_Problem description_.
Count the lines in the data below where the string "tiễn" occurs, please, and give the number alone.

☆ ☆ ☆ ☆

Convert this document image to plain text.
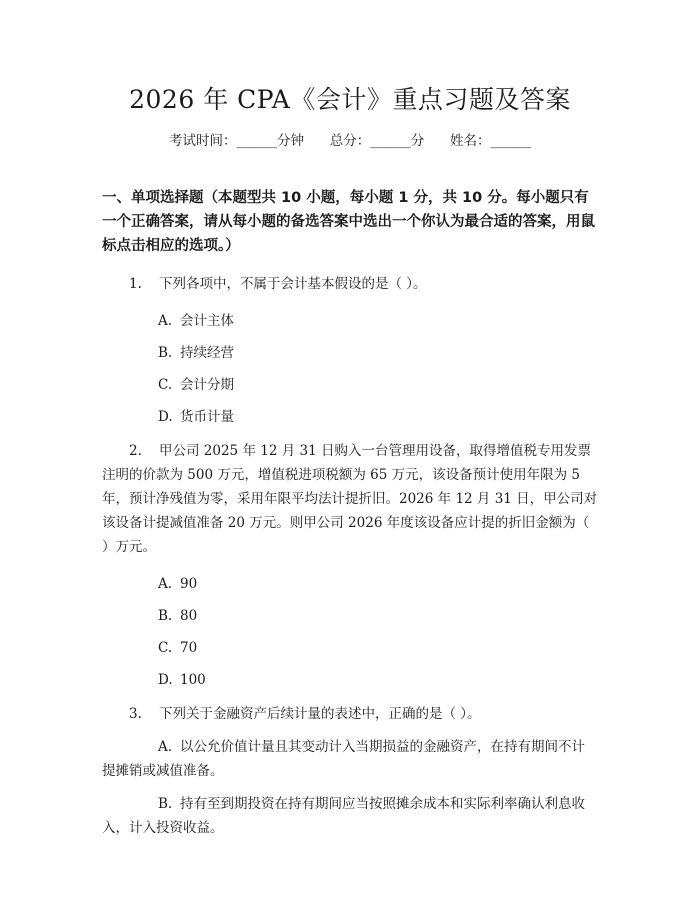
2026 年 CPA《会计》重点习题及答案
考试时间：______分钟      总分：______分      姓名：______

一、单项选择题（本题型共 10 小题，每小题 1 分，共 10 分。每小题只有一个正确答案，请从每小题的备选答案中选出一个你认为最合适的答案，用鼠标点击相应的选项。）

1. 下列各项中，不属于会计基本假设的是（ ）。

A. 会计主体
B. 持续经营
C. 会计分期
D. 货币计量

2. 甲公司 2025 年 12 月 31 日购入一台管理用设备，取得增值税专用发票注明的价款为 500 万元，增值税进项税额为 65 万元，该设备预计使用年限为 5 年，预计净残值为零，采用年限平均法计提折旧。2026 年 12 月 31 日，甲公司对该设备计提减值准备 20 万元。则甲公司 2026 年度该设备应计提的折旧金额为（ ）万元。

A. 90
B. 80
C. 70
D. 100

3. 下列关于金融资产后续计量的表述中，正确的是（ ）。

A. 以公允价值计量且其变动计入当期损益的金融资产，在持有期间不计提摊销或减值准备。

B. 持有至到期投资在持有期间应当按照摊余成本和实际利率确认利息收入，计入投资收益。
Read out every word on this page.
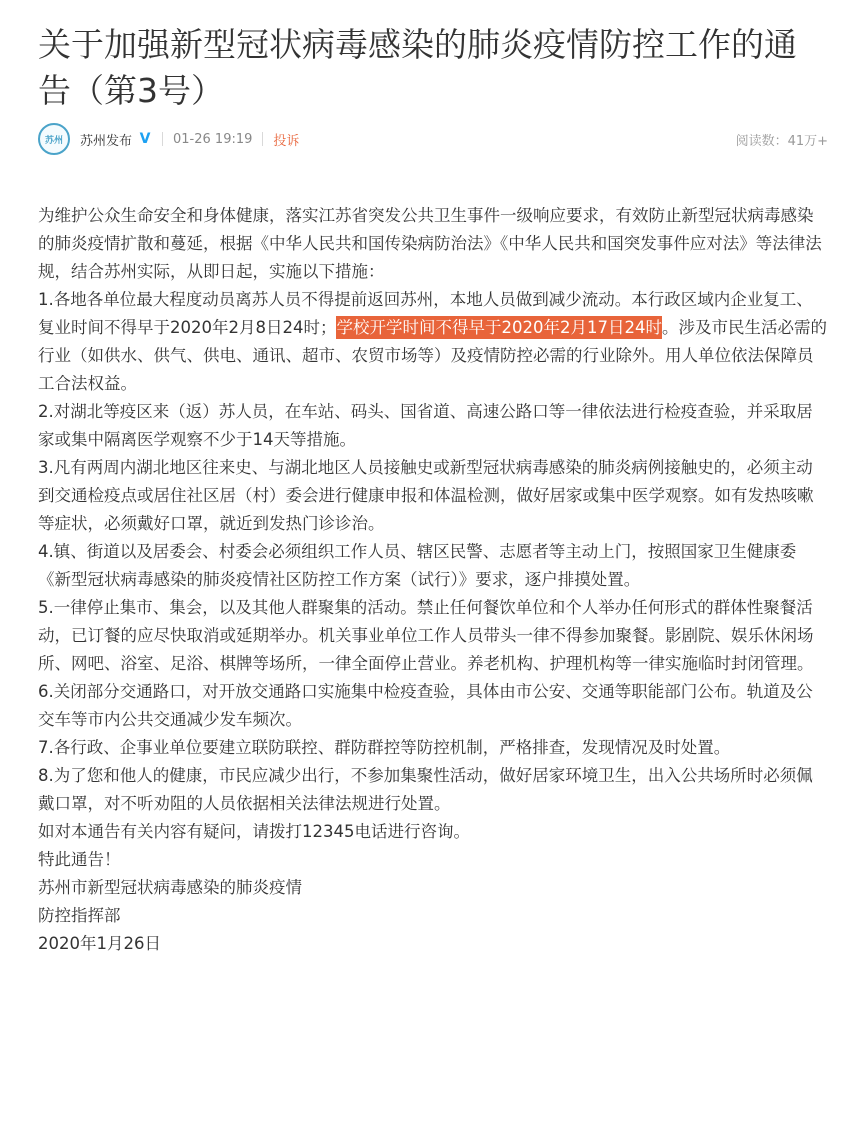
关于加强新型冠状病毒感染的肺炎疫情防控工作的通告（第3号）
苏州 苏州发布 V 01-26 19:19 投诉	阅读数：41万+

为维护公众生命安全和身体健康，落实江苏省突发公共卫生事件一级响应要求，有效防止新型冠状病毒感染的肺炎疫情扩散和蔓延，根据《中华人民共和国传染病防治法》《中华人民共和国突发事件应对法》等法律法规，结合苏州实际，从即日起，实施以下措施：

1.各地各单位最大程度动员离苏人员不得提前返回苏州，本地人员做到减少流动。本行政区域内企业复工、复业时间不得早于2020年2月8日24时；学校开学时间不得早于2020年2月17日24时。涉及市民生活必需的行业（如供水、供气、供电、通讯、超市、农贸市场等）及疫情防控必需的行业除外。用人单位依法保障员工合法权益。

2.对湖北等疫区来（返）苏人员，在车站、码头、国省道、高速公路口等一律依法进行检疫查验，并采取居家或集中隔离医学观察不少于14天等措施。

3.凡有两周内湖北地区往来史、与湖北地区人员接触史或新型冠状病毒感染的肺炎病例接触史的，必须主动到交通检疫点或居住社区居（村）委会进行健康申报和体温检测，做好居家或集中医学观察。如有发热咳嗽等症状，必须戴好口罩，就近到发热门诊诊治。

4.镇、街道以及居委会、村委会必须组织工作人员、辖区民警、志愿者等主动上门，按照国家卫生健康委《新型冠状病毒感染的肺炎疫情社区防控工作方案（试行）》要求，逐户排摸处置。

5.一律停止集市、集会，以及其他人群聚集的活动。禁止任何餐饮单位和个人举办任何形式的群体性聚餐活动，已订餐的应尽快取消或延期举办。机关事业单位工作人员带头一律不得参加聚餐。影剧院、娱乐休闲场所、网吧、浴室、足浴、棋牌等场所，一律全面停止营业。养老机构、护理机构等一律实施临时封闭管理。

6.关闭部分交通路口，对开放交通路口实施集中检疫查验，具体由市公安、交通等职能部门公布。轨道及公交车等市内公共交通减少发车频次。

7.各行政、企事业单位要建立联防联控、群防群控等防控机制，严格排查，发现情况及时处置。

8.为了您和他人的健康，市民应减少出行，不参加集聚性活动，做好居家环境卫生，出入公共场所时必须佩戴口罩，对不听劝阻的人员依据相关法律法规进行处置。

如对本通告有关内容有疑问，请拨打12345电话进行咨询。

特此通告！

苏州市新型冠状病毒感染的肺炎疫情

防控指挥部

2020年1月26日
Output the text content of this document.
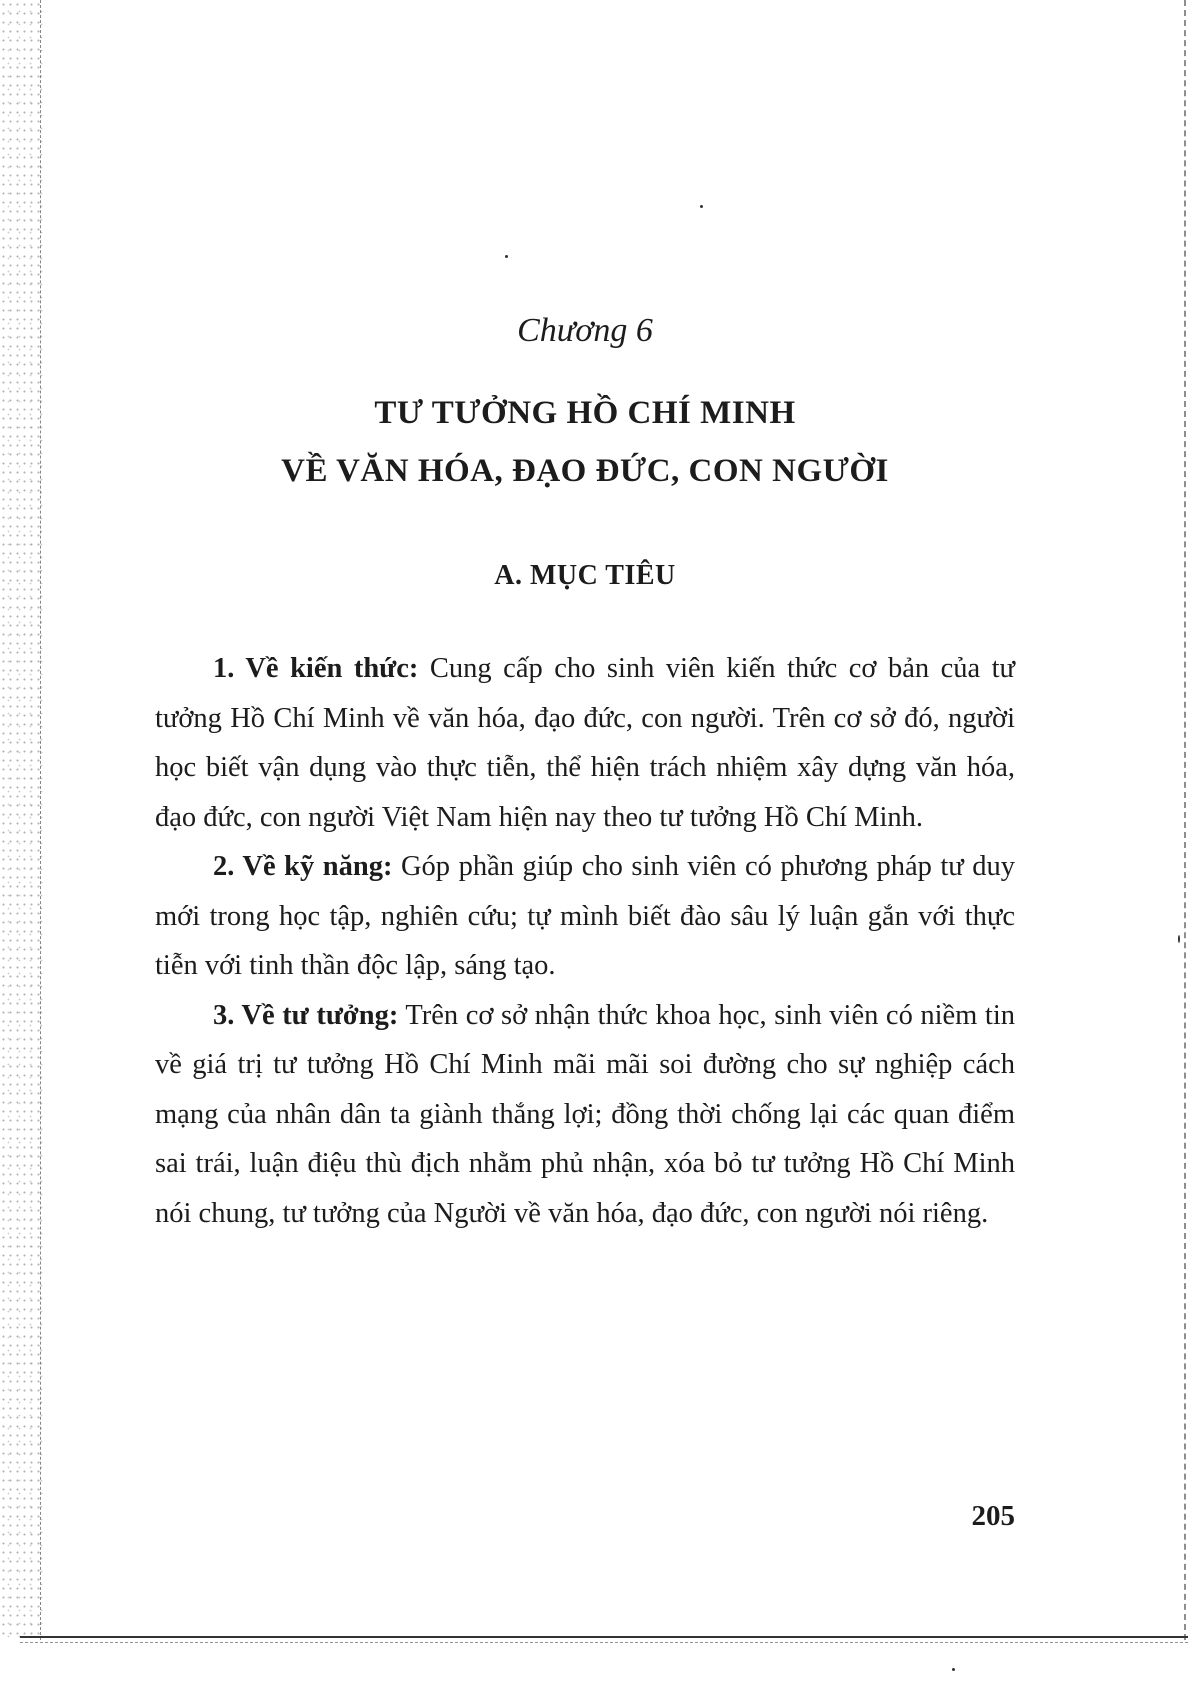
Chương 6
TƯ TƯỞNG HỒ CHÍ MINH
VỀ VĂN HÓA, ĐẠO ĐỨC, CON NGƯỜI
A. MỤC TIÊU

1. Về kiến thức: Cung cấp cho sinh viên kiến thức cơ bản của tư tưởng Hồ Chí Minh về văn hóa, đạo đức, con người. Trên cơ sở đó, người học biết vận dụng vào thực tiễn, thể hiện trách nhiệm xây dựng văn hóa, đạo đức, con người Việt Nam hiện nay theo tư tưởng Hồ Chí Minh.

2. Về kỹ năng: Góp phần giúp cho sinh viên có phương pháp tư duy mới trong học tập, nghiên cứu; tự mình biết đào sâu lý luận gắn với thực tiễn với tinh thần độc lập, sáng tạo.

3. Về tư tưởng: Trên cơ sở nhận thức khoa học, sinh viên có niềm tin về giá trị tư tưởng Hồ Chí Minh mãi mãi soi đường cho sự nghiệp cách mạng của nhân dân ta giành thắng lợi; đồng thời chống lại các quan điểm sai trái, luận điệu thù địch nhằm phủ nhận, xóa bỏ tư tưởng Hồ Chí Minh nói chung, tư tưởng của Người về văn hóa, đạo đức, con người nói riêng.

205
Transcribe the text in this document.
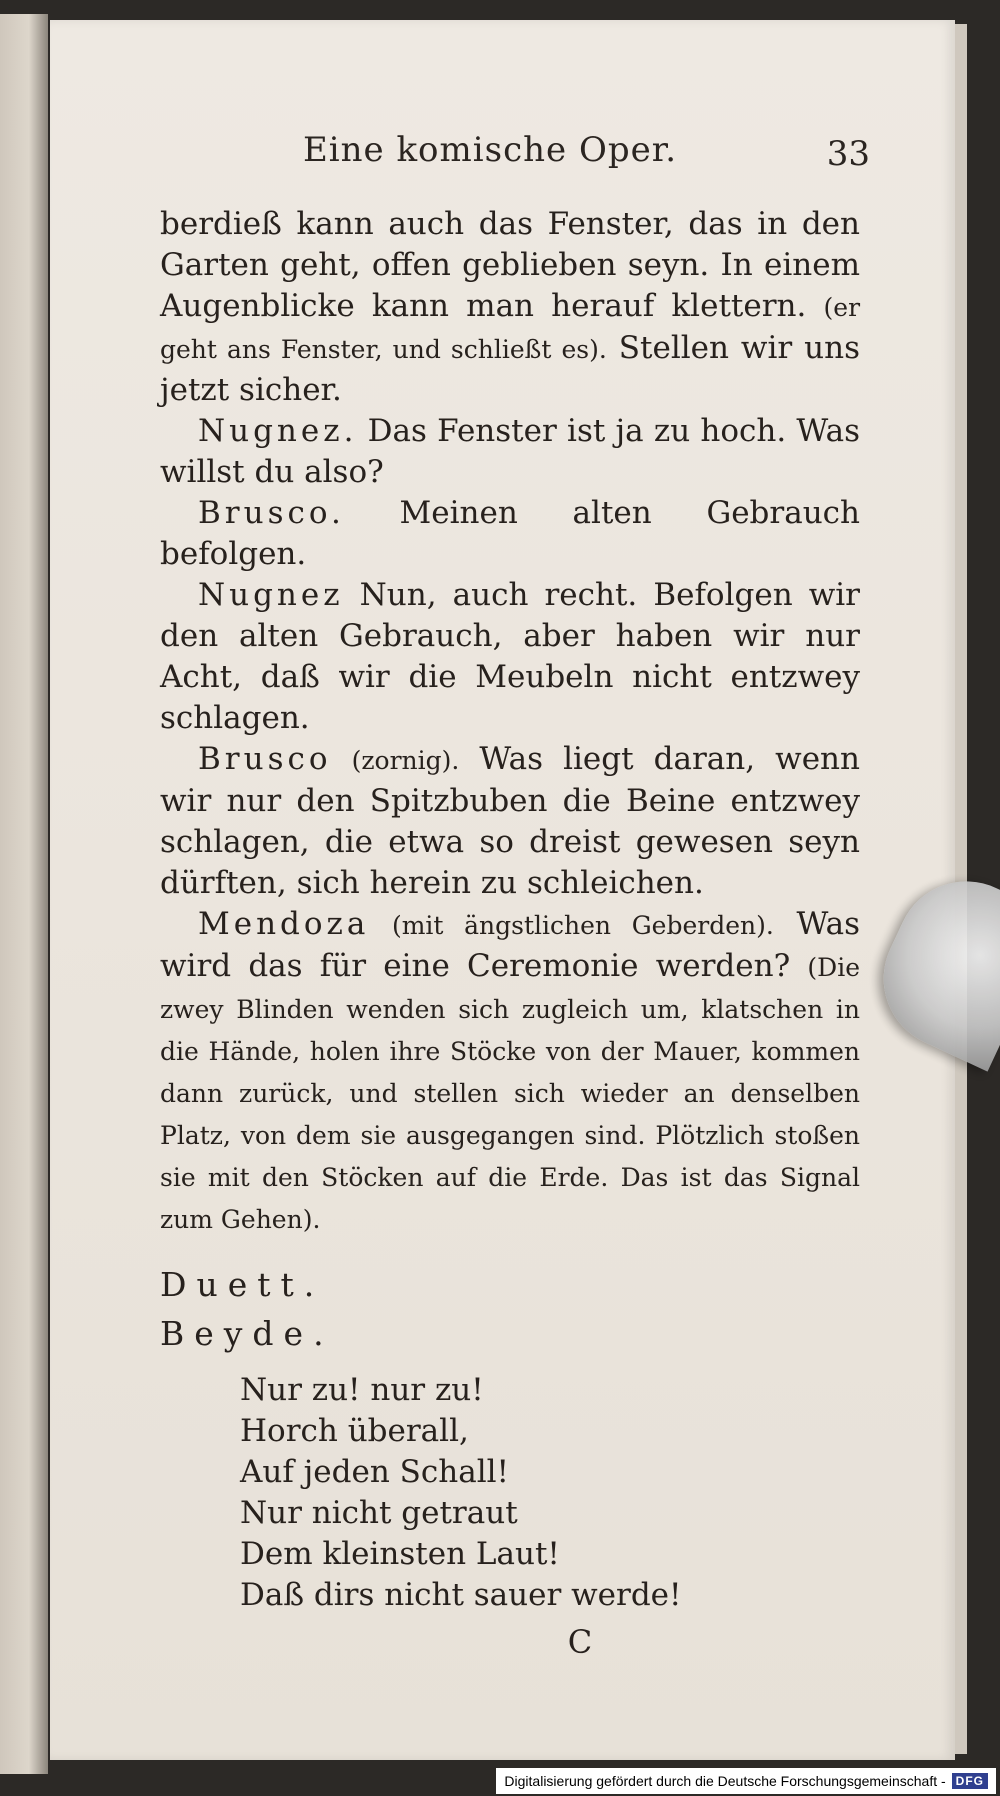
Eine komische Oper.	33

berdieß kann auch das Fenster, das in den Garten geht, offen geblieben seyn. In einem Augenblicke kann man herauf klettern. (er geht ans Fenster, und schließt es). Stellen wir uns jetzt sicher.

Nugnez. Das Fenster ist ja zu hoch. Was willst du also?

Brusco. Meinen alten Gebrauch befolgen.

Nugnez Nun, auch recht. Befolgen wir den alten Gebrauch, aber haben wir nur Acht, daß wir die Meubeln nicht entzwey schlagen.

Brusco (zornig). Was liegt daran, wenn wir nur den Spitzbuben die Beine entzwey schlagen, die etwa so dreist gewesen seyn dürften, sich herein zu schleichen.

Mendoza (mit ängstlichen Geberden). Was wird das für eine Ceremonie werden? (Die zwey Blinden wenden sich zugleich um, klatschen in die Hände, holen ihre Stöcke von der Mauer, kommen dann zurück, und stellen sich wieder an denselben Platz, von dem sie ausgegangen sind. Plötzlich stoßen sie mit den Stöcken auf die Erde. Das ist das Signal zum Gehen).

Duett.

Beyde.

Nur zu! nur zu!
Horch überall,
Auf jeden Schall!
Nur nicht getraut
Dem kleinsten Laut!
Daß dirs nicht sauer werde!
C
Digitalisierung gefördert durch die Deutsche Forschungsgemeinschaft - DFG
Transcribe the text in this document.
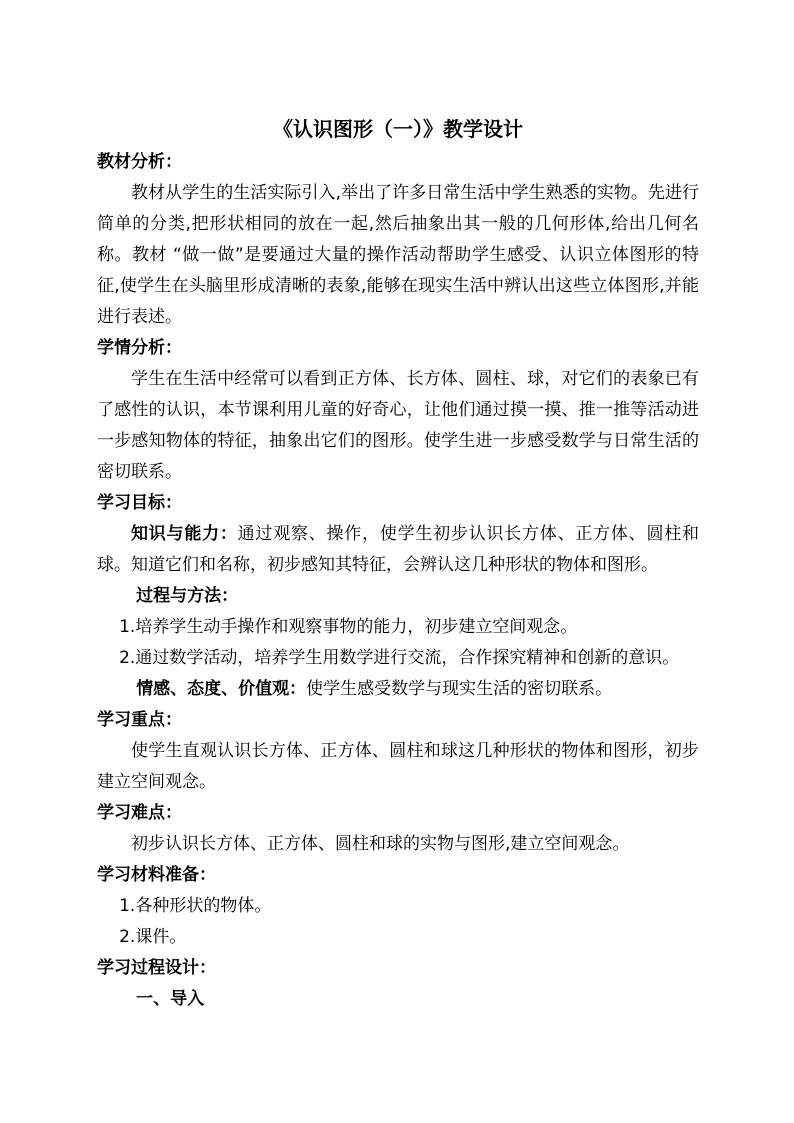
《认识图形（一）》教学设计
教材分析：

教材从学生的生活实际引入,举出了许多日常生活中学生熟悉的实物。先进行简单的分类,把形状相同的放在一起,然后抽象出其一般的几何形体,给出几何名称。教材 “做一做”是要通过大量的操作活动帮助学生感受、认识立体图形的特征,使学生在头脑里形成清晰的表象,能够在现实生活中辨认出这些立体图形,并能进行表述。

学情分析：

学生在生活中经常可以看到正方体、长方体、圆柱、球，对它们的表象已有了感性的认识，本节课利用儿童的好奇心，让他们通过摸一摸、推一推等活动进一步感知物体的特征，抽象出它们的图形。使学生进一步感受数学与日常生活的密切联系。

学习目标：

知识与能力：通过观察、操作，使学生初步认识长方体、正方体、圆柱和球。知道它们和名称，初步感知其特征，会辨认这几种形状的物体和图形。

过程与方法：
1.培养学生动手操作和观察事物的能力，初步建立空间观念。
2.通过数学活动，培养学生用数学进行交流，合作探究精神和创新的意识。
情感、态度、价值观：使学生感受数学与现实生活的密切联系。
学习重点：

使学生直观认识长方体、正方体、圆柱和球这几种形状的物体和图形，初步建立空间观念。

学习难点：

初步认识长方体、正方体、圆柱和球的实物与图形,建立空间观念。

学习材料准备：
1.各种形状的物体。
2.课件。
学习过程设计：
一、导入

☆ ☆ ☆ ☆

_Expected answer_.
2